**Exercise aim**
Quote all of the data below exactly, please.

**Input rows**
..........

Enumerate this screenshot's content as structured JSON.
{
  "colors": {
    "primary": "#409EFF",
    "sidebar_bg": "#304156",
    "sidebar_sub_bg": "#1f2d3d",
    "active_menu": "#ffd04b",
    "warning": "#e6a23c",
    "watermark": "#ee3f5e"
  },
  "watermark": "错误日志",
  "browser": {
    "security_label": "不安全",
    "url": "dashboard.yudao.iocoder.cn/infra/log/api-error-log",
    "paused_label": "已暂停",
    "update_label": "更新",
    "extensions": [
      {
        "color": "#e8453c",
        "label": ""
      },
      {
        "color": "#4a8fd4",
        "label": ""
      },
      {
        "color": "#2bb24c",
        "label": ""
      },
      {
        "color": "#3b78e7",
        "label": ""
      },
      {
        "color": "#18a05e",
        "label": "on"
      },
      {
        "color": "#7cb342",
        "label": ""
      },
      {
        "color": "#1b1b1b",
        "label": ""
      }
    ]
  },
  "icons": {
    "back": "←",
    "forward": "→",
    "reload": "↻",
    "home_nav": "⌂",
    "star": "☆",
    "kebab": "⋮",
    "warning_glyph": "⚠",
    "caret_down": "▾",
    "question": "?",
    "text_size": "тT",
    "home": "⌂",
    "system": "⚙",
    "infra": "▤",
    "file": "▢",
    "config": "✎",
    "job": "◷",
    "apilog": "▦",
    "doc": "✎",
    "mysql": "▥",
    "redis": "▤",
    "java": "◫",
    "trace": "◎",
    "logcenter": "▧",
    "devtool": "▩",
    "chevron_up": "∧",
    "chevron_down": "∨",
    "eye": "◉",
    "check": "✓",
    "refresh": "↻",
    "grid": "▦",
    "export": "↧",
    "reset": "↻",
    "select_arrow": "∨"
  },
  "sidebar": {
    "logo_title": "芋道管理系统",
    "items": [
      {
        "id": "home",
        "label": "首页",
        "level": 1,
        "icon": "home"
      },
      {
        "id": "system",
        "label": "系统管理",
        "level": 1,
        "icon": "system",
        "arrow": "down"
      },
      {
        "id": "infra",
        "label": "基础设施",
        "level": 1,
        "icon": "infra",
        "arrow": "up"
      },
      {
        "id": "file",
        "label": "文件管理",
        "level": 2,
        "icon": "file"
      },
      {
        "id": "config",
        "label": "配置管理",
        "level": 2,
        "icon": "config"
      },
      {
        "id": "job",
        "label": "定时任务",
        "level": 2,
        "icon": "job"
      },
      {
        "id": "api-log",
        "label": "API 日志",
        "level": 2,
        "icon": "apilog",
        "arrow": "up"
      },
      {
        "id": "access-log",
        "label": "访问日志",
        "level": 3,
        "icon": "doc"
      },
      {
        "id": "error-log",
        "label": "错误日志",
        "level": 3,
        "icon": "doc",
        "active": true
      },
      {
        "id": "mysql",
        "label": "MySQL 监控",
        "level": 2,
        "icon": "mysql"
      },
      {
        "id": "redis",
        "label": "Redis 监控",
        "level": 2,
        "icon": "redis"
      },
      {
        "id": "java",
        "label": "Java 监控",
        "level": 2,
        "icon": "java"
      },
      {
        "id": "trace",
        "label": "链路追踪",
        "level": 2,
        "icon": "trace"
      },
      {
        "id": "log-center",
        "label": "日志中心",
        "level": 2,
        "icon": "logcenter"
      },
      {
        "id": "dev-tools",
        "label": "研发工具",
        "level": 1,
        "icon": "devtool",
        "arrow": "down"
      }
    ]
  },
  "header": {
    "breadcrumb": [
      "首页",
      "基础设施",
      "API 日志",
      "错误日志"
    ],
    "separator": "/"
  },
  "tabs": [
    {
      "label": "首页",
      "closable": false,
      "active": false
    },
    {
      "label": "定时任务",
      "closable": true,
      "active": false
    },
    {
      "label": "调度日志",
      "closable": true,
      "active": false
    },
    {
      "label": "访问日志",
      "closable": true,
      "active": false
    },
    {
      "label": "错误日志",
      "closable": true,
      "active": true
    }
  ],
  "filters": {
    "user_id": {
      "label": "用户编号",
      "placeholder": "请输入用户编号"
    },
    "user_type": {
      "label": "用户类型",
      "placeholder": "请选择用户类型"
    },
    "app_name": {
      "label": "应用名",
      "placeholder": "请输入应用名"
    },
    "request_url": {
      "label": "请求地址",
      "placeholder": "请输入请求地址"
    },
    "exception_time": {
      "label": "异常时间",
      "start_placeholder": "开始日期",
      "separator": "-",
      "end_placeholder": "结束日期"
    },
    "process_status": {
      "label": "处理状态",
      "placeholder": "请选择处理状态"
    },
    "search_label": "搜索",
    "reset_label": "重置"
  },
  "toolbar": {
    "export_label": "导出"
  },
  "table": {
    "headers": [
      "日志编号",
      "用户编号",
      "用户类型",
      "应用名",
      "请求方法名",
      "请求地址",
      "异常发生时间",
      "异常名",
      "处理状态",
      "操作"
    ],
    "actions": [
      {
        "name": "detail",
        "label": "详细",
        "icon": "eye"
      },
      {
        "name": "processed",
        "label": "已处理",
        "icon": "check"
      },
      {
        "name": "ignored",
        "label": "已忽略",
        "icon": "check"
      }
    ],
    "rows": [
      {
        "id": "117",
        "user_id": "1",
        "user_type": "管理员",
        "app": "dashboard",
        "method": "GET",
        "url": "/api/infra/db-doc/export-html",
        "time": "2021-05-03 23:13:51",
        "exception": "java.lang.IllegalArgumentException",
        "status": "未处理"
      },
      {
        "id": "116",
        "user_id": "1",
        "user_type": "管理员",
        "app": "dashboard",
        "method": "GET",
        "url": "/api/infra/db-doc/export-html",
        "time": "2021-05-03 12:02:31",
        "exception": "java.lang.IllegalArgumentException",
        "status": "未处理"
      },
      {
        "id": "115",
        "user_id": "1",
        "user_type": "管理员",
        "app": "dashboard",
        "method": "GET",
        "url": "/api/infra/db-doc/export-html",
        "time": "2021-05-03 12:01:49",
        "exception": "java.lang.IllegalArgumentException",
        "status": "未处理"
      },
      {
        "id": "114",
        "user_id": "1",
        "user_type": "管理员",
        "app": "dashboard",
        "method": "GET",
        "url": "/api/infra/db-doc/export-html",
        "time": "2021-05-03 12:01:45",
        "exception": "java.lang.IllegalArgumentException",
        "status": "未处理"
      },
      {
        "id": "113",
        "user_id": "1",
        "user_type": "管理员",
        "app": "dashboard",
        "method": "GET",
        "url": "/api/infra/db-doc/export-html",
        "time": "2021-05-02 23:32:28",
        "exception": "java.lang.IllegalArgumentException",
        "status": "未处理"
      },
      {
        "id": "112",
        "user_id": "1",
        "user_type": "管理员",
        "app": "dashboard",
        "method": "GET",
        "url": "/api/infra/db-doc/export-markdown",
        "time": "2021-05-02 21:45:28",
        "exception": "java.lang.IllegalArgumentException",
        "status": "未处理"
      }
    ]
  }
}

..........

**Expected answer**
Enumerate this screenshot's content as structured JSON.
{
  "colors": {
    "primary": "#409EFF",
    "sidebar_bg": "#304156",
    "sidebar_sub_bg": "#1f2d3d",
    "active_menu": "#ffd04b",
    "warning": "#e6a23c",
    "watermark": "#ee3f5e"
  },
  "watermark": "错误日志",
  "browser": {
    "security_label": "不安全",
    "url": "dashboard.yudao.iocoder.cn/infra/log/api-error-log",
    "paused_label": "已暂停",
    "update_label": "更新",
    "extensions": [
      {
        "color": "#e8453c",
        "label": ""
      },
      {
        "color": "#4a8fd4",
        "label": ""
      },
      {
        "color": "#2bb24c",
        "label": ""
      },
      {
        "color": "#3b78e7",
        "label": ""
      },
      {
        "color": "#18a05e",
        "label": "on"
      },
      {
        "color": "#7cb342",
        "label": ""
      },
      {
        "color": "#1b1b1b",
        "label": ""
      }
    ]
  },
  "icons": {
    "back": "←",
    "forward": "→",
    "reload": "↻",
    "home_nav": "⌂",
    "star": "☆",
    "kebab": "⋮",
    "warning_glyph": "⚠",
    "caret_down": "▾",
    "question": "?",
    "text_size": "тT",
    "home": "⌂",
    "system": "⚙",
    "infra": "▤",
    "file": "▢",
    "config": "✎",
    "job": "◷",
    "apilog": "▦",
    "doc": "✎",
    "mysql": "▥",
    "redis": "▤",
    "java": "◫",
    "trace": "◎",
    "logcenter": "▧",
    "devtool": "▩",
    "chevron_up": "∧",
    "chevron_down": "∨",
    "eye": "◉",
    "check": "✓",
    "refresh": "↻",
    "grid": "▦",
    "export": "↧",
    "reset": "↻",
    "select_arrow": "∨"
  },
  "sidebar": {
    "logo_title": "芋道管理系统",
    "items": [
      {
        "id": "home",
        "label": "首页",
        "level": 1,
        "icon": "home"
      },
      {
        "id": "system",
        "label": "系统管理",
        "level": 1,
        "icon": "system",
        "arrow": "down"
      },
      {
        "id": "infra",
        "label": "基础设施",
        "level": 1,
        "icon": "infra",
        "arrow": "up"
      },
      {
        "id": "file",
        "label": "文件管理",
        "level": 2,
        "icon": "file"
      },
      {
        "id": "config",
        "label": "配置管理",
        "level": 2,
        "icon": "config"
      },
      {
        "id": "job",
        "label": "定时任务",
        "level": 2,
        "icon": "job"
      },
      {
        "id": "api-log",
        "label": "API 日志",
        "level": 2,
        "icon": "apilog",
        "arrow": "up"
      },
      {
        "id": "access-log",
        "label": "访问日志",
        "level": 3,
        "icon": "doc"
      },
      {
        "id": "error-log",
        "label": "错误日志",
        "level": 3,
        "icon": "doc",
        "active": true
      },
      {
        "id": "mysql",
        "label": "MySQL 监控",
        "level": 2,
        "icon": "mysql"
      },
      {
        "id": "redis",
        "label": "Redis 监控",
        "level": 2,
        "icon": "redis"
      },
      {
        "id": "java",
        "label": "Java 监控",
        "level": 2,
        "icon": "java"
      },
      {
        "id": "trace",
        "label": "链路追踪",
        "level": 2,
        "icon": "trace"
      },
      {
        "id": "log-center",
        "label": "日志中心",
        "level": 2,
        "icon": "logcenter"
      },
      {
        "id": "dev-tools",
        "label": "研发工具",
        "level": 1,
        "icon": "devtool",
        "arrow": "down"
      }
    ]
  },
  "header": {
    "breadcrumb": [
      "首页",
      "基础设施",
      "API 日志",
      "错误日志"
    ],
    "separator": "/"
  },
  "tabs": [
    {
      "label": "首页",
      "closable": false,
      "active": false
    },
    {
      "label": "定时任务",
      "closable": true,
      "active": false
    },
    {
      "label": "调度日志",
      "closable": true,
      "active": false
    },
    {
      "label": "访问日志",
      "closable": true,
      "active": false
    },
    {
      "label": "错误日志",
      "closable": true,
      "active": true
    }
  ],
  "filters": {
    "user_id": {
      "label": "用户编号",
      "placeholder": "请输入用户编号"
    },
    "user_type": {
      "label": "用户类型",
      "placeholder": "请选择用户类型"
    },
    "app_name": {
      "label": "应用名",
      "placeholder": "请输入应用名"
    },
    "request_url": {
      "label": "请求地址",
      "placeholder": "请输入请求地址"
    },
    "exception_time": {
      "label": "异常时间",
      "start_placeholder": "开始日期",
      "separator": "-",
      "end_placeholder": "结束日期"
    },
    "process_status": {
      "label": "处理状态",
      "placeholder": "请选择处理状态"
    },
    "search_label": "搜索",
    "reset_label": "重置"
  },
  "toolbar": {
    "export_label": "导出"
  },
  "table": {
    "headers": [
      "日志编号",
      "用户编号",
      "用户类型",
      "应用名",
      "请求方法名",
      "请求地址",
      "异常发生时间",
      "异常名",
      "处理状态",
      "操作"
    ],
    "actions": [
      {
        "name": "detail",
        "label": "详细",
        "icon": "eye"
      },
      {
        "name": "processed",
        "label": "已处理",
        "icon": "check"
      },
      {
        "name": "ignored",
        "label": "已忽略",
        "icon": "check"
      }
    ],
    "rows": [
      {
        "id": "117",
        "user_id": "1",
        "user_type": "管理员",
        "app": "dashboard",
        "method": "GET",
        "url": "/api/infra/db-doc/export-html",
        "time": "2021-05-03 23:13:51",
        "exception": "java.lang.IllegalArgumentException",
        "status": "未处理"
      },
      {
        "id": "116",
        "user_id": "1",
        "user_type": "管理员",
        "app": "dashboard",
        "method": "GET",
        "url": "/api/infra/db-doc/export-html",
        "time": "2021-05-03 12:02:31",
        "exception": "java.lang.IllegalArgumentException",
        "status": "未处理"
      },
      {
        "id": "115",
        "user_id": "1",
        "user_type": "管理员",
        "app": "dashboard",
        "method": "GET",
        "url": "/api/infra/db-doc/export-html",
        "time": "2021-05-03 12:01:49",
        "exception": "java.lang.IllegalArgumentException",
        "status": "未处理"
      },
      {
        "id": "114",
        "user_id": "1",
        "user_type": "管理员",
        "app": "dashboard",
        "method": "GET",
        "url": "/api/infra/db-doc/export-html",
        "time": "2021-05-03 12:01:45",
        "exception": "java.lang.IllegalArgumentException",
        "status": "未处理"
      },
      {
        "id": "113",
        "user_id": "1",
        "user_type": "管理员",
        "app": "dashboard",
        "method": "GET",
        "url": "/api/infra/db-doc/export-html",
        "time": "2021-05-02 23:32:28",
        "exception": "java.lang.IllegalArgumentException",
        "status": "未处理"
      },
      {
        "id": "112",
        "user_id": "1",
        "user_type": "管理员",
        "app": "dashboard",
        "method": "GET",
        "url": "/api/infra/db-doc/export-markdown",
        "time": "2021-05-02 21:45:28",
        "exception": "java.lang.IllegalArgumentException",
        "status": "未处理"
      }
    ]
  }
}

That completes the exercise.